Extracted text
- - - - -

Actor Todd Fields ("Eyes Wide Shut") makes a stunning directorial debut with his and cowriter Rob Festinger's adaptation of an Andre Dubus short story. This shattering examination of a family tragedy is powerfully acted at every level.
The Fowlers live a comfortable life in the yuppie enclave of Camden, Maine (also the home of "Peyton Place"). While they respect the Yankee labors of Matt's fisherman dad, their friends are wealthy local businessmen like restaurateur Willis (William Wise) and his wife Katie (Celia Weston, "Snow Falling on Cedars"). Ironically, when they throw a birthday party for blue-collar Natalie's son, it is local established Strout business's son, Natalie's soon to be ex-husband Richard, who is not welcome. Tension is also palpable when Natalie tries to connect with Ruth through the Eastern folk music Ruth teaches.
The first time Frank's relationship results in violence, Ruth begs Matt to call the police. The second time it's too late and unsaid words are thick in the air. When the case against Richard begins to lose ground, Ruth's anger escalates and finally boils over, resulting in a surprising diatribe from Matt. He immediately regrets his words, but his subsequent efforts to soothe his wife only prove his insight.
Fields' elegant storytelling is layered with profound details such as the harsh contrast between two pre-dawn drives accompanied by Boston Red Sox radio or the utterly alien intrusion of a schoolgirl selling chocolate bars for charity. Rich symbolism lives in the manual drawbridge worker who evokes the River Styx and the lobster trap's 'bedroom' where a third ensures trouble. The film is bound to its location of midcoastal Maine where societal classes can be drawn by the seasons. Fields immaturity as a filmmaker is evident only in an overuse of transitory fades to black.
Tom Wilkinson gives the powerhouse performance of the year with his kindly small town doctor. Wilkinson, surrendering his British accent to soft Yankee, shows fierce love for his son, enjoyment in many male friends while subtly blunting his wife's controlling nature with impish good will and gentle common sense. Spacek speaks volumes, no dialogue necessary. Her overprotective mother is so intense she'll make your muscles tense just watching her. Her final words, inquiring if Matt wants morning coffee, are so chilling, her character takes on proportions of Lady Macbeth.

- - - - -

Record extracts

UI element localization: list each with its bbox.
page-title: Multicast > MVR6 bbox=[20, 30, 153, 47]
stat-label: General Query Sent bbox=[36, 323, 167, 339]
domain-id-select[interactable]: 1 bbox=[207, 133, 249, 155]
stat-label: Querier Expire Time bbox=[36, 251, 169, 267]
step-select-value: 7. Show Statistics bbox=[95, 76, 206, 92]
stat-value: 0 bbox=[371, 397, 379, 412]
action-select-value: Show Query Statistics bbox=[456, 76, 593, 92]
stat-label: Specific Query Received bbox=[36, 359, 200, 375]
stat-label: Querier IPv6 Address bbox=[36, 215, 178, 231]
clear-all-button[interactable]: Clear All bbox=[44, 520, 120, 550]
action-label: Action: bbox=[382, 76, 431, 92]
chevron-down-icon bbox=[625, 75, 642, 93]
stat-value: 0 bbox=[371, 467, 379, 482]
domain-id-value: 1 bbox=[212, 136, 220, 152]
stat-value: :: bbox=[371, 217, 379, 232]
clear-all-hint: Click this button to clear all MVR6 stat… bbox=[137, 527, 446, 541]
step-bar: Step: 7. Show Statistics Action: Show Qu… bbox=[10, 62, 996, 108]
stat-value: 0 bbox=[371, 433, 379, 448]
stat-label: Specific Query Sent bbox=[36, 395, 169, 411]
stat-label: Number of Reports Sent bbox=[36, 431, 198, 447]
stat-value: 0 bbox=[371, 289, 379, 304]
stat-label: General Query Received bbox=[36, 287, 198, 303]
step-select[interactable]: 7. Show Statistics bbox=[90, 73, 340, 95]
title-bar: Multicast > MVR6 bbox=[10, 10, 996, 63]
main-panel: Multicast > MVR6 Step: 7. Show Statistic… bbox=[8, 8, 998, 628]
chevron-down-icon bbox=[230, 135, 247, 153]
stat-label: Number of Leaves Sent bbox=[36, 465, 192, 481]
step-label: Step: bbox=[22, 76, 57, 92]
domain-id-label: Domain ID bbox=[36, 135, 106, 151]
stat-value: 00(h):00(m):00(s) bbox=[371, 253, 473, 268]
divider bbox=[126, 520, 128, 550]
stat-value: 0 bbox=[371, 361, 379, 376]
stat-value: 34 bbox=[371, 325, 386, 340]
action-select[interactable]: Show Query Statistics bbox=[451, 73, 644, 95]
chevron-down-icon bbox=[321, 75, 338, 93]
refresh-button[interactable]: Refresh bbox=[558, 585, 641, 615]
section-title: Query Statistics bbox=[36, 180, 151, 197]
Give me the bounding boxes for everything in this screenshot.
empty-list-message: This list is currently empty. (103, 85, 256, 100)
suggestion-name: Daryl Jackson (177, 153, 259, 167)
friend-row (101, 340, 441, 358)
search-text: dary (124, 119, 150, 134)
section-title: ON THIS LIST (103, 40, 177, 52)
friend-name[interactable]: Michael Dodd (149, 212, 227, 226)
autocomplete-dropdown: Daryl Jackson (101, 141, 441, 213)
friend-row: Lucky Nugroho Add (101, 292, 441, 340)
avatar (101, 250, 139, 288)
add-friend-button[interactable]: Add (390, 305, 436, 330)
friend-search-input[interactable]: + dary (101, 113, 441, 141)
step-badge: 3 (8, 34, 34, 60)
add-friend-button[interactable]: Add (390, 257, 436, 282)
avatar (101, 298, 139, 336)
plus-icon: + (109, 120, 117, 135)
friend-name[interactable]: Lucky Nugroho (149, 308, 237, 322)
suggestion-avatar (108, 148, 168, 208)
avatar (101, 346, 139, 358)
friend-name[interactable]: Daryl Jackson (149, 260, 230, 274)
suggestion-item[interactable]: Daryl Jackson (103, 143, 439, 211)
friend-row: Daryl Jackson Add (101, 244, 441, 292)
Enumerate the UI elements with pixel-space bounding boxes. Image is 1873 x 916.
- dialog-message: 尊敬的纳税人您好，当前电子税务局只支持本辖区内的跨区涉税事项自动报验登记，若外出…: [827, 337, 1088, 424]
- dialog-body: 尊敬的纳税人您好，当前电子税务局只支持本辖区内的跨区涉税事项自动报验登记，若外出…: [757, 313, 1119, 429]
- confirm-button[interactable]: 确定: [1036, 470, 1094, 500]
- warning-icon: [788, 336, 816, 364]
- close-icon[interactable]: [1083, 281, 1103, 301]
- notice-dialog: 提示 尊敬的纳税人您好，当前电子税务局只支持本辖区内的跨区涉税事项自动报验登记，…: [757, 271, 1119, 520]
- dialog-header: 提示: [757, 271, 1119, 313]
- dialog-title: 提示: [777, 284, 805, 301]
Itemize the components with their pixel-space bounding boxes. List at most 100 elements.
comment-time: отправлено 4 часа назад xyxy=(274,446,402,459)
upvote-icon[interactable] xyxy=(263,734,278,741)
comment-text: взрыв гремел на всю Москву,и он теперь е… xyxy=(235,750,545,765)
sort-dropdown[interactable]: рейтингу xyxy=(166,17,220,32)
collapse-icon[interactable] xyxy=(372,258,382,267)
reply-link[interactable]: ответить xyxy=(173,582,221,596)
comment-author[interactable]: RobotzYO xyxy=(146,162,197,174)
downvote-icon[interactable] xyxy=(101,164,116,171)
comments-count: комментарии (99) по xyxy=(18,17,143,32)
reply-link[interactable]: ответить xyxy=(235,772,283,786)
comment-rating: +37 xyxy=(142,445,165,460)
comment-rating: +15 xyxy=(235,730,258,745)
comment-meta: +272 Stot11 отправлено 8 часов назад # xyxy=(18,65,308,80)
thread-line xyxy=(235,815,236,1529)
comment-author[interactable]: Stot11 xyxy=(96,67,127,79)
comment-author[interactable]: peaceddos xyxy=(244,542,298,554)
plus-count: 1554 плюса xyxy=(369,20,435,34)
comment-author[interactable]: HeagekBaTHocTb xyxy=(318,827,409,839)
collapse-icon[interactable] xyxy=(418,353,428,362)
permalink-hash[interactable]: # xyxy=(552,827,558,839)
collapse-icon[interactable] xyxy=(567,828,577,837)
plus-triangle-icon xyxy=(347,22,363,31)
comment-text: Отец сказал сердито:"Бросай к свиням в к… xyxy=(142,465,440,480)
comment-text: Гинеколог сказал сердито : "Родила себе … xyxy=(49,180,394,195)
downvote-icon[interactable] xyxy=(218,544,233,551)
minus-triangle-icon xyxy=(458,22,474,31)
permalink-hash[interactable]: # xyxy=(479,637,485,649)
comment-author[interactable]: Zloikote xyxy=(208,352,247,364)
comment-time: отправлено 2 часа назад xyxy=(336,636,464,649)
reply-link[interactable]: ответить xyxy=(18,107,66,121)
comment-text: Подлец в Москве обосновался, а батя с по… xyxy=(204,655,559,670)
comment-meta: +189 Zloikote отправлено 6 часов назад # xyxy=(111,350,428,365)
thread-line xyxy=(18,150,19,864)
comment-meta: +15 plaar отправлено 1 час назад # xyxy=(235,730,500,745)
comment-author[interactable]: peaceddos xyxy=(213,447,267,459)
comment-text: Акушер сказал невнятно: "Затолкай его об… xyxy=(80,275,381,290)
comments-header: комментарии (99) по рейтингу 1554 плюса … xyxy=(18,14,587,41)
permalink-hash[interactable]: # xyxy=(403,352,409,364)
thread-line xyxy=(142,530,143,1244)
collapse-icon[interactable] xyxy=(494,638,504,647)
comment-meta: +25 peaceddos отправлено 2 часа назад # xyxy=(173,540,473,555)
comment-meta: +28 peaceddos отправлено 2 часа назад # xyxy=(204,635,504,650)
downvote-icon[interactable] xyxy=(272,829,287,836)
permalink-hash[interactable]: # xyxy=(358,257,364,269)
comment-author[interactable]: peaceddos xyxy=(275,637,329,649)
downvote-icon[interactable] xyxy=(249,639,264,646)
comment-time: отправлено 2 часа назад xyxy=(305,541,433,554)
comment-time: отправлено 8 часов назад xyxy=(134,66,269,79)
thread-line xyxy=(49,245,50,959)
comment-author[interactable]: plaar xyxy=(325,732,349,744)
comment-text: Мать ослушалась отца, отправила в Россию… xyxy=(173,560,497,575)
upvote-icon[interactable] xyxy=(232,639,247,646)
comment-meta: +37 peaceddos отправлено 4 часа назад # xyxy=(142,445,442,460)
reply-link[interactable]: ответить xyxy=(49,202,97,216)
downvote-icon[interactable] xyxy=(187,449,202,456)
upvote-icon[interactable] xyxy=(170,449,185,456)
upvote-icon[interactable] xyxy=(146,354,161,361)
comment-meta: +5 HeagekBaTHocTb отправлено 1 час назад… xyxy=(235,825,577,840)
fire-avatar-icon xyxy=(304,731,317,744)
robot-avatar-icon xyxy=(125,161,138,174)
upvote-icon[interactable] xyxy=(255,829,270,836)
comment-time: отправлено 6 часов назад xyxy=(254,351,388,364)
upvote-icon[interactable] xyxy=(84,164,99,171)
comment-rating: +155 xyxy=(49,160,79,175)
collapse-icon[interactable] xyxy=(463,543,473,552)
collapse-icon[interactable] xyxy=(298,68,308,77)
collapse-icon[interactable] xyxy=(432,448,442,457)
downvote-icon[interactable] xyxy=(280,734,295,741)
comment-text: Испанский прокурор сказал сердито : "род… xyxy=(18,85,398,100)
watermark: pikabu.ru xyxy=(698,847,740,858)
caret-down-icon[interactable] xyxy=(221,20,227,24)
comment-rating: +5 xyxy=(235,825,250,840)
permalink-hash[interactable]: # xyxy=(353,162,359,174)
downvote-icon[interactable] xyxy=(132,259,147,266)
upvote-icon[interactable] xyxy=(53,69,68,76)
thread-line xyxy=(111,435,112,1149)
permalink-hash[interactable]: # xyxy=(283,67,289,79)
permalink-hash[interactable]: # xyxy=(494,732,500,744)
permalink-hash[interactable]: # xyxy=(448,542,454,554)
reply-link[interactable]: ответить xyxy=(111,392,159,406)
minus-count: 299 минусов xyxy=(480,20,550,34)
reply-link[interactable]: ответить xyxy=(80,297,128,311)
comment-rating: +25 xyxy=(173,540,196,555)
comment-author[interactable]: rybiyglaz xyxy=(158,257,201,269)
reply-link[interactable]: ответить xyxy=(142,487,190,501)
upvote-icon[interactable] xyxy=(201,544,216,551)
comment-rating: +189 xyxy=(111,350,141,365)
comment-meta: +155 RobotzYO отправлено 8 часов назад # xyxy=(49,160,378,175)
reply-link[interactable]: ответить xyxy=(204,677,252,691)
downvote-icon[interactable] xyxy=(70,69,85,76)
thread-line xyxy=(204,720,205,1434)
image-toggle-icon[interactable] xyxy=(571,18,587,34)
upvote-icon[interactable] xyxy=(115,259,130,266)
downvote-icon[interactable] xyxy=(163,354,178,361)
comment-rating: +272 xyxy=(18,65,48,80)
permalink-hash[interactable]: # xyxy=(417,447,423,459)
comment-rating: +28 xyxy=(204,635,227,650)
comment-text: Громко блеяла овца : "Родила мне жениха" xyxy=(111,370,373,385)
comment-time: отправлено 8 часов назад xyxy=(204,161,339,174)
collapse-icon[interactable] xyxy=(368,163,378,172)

- - - - -

Short problem 1
Can you rewrite the paragraph of the film review that begins "Fields' elegant storytelling" as a shorter paragraph that keeps its main facts?
Short problem 2
Will you continue the film review from its last sentence on?

Reply 1
Fields tells the story elegantly, with telling details: two contrasting pre-dawn drives set to Boston Red Sox radio, and a schoolgirl selling chocolate bars for charity who intrudes like something alien. Its symbolism includes a manual drawbridge worker who evokes the River Styx and the lobster trap's "bedroom," where a third means trouble. The film is tied to midcoastal Maine, where the seasons can mark class lines. Its only sign of Fields' inexperience is an overuse of fades to black.

Reply 2
Support is also strong beginning with Tomei's beautifully shaded, perfectly accented Natalie. She and Nick Stahl have great, fatalistically fragile chemistry. Mapother's seething Richie, a tightly clamped fist, becomes surprisingly sympathetic as the tragedy plays out and his performance arc is crucial to the development of other characters. Wise efficiently captures the down-to-earth loyal bedrock of a friend while Weston puts a sweetly spacey spin on her contented homemaking grandmother. This is one fine ensemble cast.
"In the Bedroom" is a classic American gothic.
The Fowlers of Camden, Maine are, on the surface, a normal well-adjusted family. Matt (Tom Wilkinson) is a well-liked local and town doctor. Ruth (Sissy Spacek) is a choral music teacher and an import from New York. Even with their busy professional lives the couple always has time to dote on their son, Frank (Nick Stahl), a young man headed for graduate school, working as a lobsterman to make his expenses and, much to his mom's chagrin, involved with an older single mom, Natalie (Marisa Tomei). The nice, routine life of the Fowler family takes a sudden, tragic turn when Natalie's not-quite-ex-husband Richie Strout (William Mapother) decides he wants his wife and kids back in Todd Field's debut feature film, "In the Bedroom."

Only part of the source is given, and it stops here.